(Raw records)

^^^^^^^^

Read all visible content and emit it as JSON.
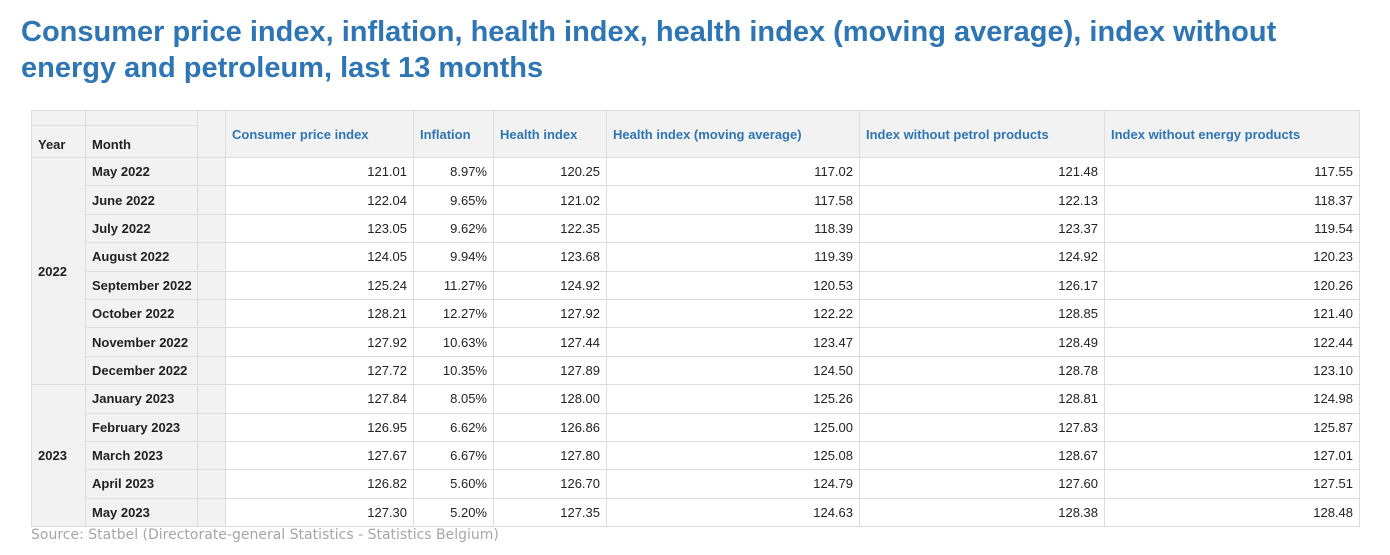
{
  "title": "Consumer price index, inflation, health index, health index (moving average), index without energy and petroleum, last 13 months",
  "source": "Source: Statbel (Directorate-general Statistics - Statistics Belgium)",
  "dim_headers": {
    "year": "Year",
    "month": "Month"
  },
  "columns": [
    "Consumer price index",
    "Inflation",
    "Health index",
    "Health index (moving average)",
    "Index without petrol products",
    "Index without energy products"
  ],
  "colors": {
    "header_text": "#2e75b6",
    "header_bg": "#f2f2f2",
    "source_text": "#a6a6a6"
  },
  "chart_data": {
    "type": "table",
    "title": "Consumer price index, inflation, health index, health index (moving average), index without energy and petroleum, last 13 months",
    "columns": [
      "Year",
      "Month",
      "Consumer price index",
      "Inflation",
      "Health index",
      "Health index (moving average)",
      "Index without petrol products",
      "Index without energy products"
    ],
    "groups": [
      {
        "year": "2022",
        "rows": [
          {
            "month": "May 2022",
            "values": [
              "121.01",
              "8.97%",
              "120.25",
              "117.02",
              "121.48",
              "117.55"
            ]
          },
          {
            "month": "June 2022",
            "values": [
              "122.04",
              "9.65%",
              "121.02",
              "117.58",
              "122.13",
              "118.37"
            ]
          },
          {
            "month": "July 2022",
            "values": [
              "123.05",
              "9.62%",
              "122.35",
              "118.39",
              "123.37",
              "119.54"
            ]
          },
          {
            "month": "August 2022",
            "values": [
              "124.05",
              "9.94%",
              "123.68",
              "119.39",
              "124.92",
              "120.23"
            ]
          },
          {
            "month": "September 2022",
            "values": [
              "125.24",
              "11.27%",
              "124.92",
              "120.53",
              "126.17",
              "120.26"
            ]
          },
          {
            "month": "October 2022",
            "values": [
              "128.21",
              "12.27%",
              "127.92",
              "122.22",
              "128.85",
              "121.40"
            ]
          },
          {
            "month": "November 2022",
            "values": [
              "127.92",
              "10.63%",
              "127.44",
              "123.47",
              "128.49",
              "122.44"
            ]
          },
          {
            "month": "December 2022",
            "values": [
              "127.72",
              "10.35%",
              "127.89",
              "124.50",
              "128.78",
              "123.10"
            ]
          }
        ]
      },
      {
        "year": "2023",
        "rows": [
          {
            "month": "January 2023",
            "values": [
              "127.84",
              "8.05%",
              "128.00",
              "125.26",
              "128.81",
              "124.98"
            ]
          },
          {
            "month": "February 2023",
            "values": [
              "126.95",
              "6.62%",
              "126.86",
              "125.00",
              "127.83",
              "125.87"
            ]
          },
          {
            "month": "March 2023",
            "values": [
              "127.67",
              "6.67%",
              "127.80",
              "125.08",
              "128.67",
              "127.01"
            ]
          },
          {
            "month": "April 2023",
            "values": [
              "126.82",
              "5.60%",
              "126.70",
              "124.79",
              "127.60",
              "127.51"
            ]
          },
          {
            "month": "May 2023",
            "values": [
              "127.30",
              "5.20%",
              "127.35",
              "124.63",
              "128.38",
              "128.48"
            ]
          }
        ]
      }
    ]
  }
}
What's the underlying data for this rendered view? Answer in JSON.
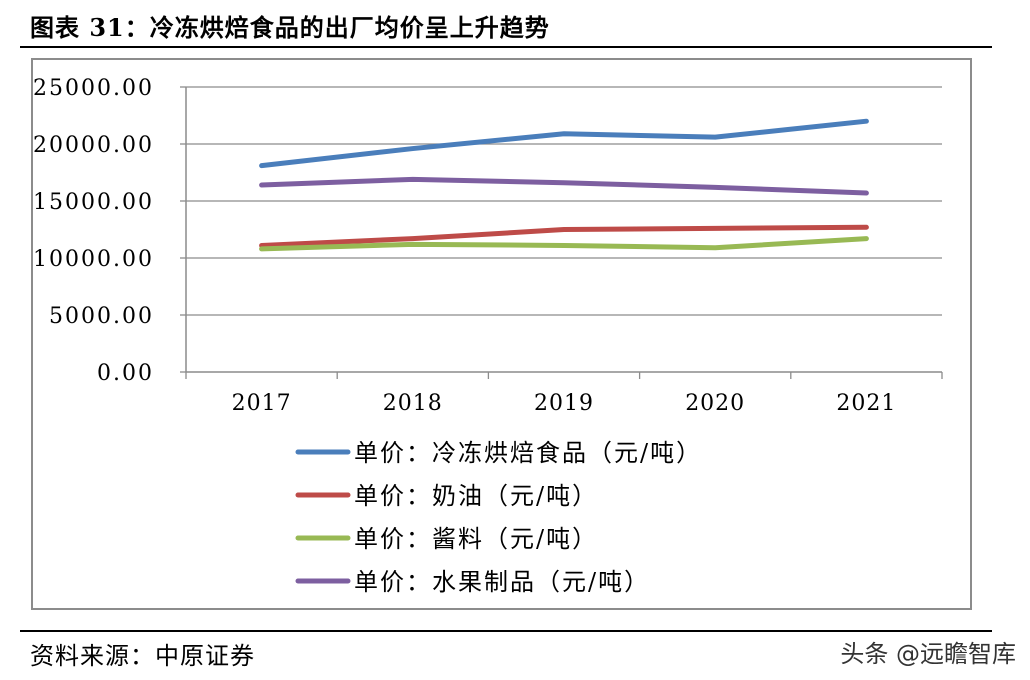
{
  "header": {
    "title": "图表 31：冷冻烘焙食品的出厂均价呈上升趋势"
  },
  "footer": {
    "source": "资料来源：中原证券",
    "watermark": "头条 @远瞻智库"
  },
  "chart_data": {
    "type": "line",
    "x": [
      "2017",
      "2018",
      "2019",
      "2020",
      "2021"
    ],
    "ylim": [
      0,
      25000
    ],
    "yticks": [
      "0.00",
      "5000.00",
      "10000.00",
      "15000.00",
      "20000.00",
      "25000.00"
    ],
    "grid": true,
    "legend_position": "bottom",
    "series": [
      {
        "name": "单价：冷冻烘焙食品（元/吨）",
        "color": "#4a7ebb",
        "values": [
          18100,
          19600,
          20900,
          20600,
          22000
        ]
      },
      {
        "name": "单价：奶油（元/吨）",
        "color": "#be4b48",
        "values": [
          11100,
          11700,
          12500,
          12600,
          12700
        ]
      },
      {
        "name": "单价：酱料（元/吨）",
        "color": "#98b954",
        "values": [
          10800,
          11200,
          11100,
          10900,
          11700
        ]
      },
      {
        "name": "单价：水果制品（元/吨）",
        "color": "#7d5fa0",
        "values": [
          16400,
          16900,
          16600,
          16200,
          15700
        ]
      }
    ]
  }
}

^^^^^^^^

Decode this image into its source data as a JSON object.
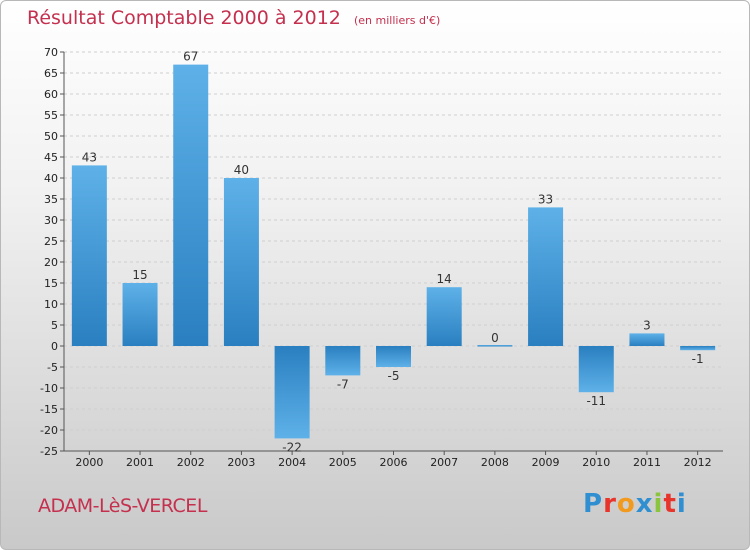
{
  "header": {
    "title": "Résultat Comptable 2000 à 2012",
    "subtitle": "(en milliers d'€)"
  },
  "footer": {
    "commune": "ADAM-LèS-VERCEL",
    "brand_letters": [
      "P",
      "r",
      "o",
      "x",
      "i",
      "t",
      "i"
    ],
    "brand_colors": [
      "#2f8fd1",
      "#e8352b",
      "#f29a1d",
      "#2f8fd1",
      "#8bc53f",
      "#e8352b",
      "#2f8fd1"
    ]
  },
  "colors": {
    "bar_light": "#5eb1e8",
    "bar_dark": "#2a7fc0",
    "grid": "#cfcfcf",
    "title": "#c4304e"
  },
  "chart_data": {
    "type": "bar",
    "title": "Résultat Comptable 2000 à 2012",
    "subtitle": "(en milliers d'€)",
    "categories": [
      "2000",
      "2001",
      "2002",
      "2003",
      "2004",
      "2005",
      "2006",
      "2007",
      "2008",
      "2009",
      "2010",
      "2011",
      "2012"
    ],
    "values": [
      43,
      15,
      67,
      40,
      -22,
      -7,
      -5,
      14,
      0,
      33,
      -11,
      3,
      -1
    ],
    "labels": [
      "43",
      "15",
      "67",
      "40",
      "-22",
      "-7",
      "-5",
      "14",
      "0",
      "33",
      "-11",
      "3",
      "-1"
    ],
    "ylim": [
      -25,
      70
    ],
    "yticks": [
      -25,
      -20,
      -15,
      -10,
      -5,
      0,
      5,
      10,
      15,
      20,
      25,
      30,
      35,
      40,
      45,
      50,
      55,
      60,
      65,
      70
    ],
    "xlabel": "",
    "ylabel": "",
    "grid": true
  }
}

^^^^^^^^

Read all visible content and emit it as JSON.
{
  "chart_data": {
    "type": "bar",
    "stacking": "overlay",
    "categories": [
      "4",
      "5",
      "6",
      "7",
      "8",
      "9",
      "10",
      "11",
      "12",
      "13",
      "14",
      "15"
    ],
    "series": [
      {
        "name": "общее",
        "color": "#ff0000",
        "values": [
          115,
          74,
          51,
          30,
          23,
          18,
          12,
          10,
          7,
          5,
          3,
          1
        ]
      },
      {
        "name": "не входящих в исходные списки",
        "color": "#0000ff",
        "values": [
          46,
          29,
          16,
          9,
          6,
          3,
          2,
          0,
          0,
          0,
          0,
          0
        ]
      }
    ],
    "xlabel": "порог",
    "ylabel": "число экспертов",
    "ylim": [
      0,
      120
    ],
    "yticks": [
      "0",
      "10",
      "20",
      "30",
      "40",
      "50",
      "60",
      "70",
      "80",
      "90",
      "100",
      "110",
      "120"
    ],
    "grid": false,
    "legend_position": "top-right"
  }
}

^^^^^^^^

-- WHAT IS ASKED --
Look above for every line with the word "milliers" and copy it.

-- SOLUTION FOR THIS TASK --
    "subtitle": "(en milliers d'€)"
    "subtitle": "(en milliers d'€)",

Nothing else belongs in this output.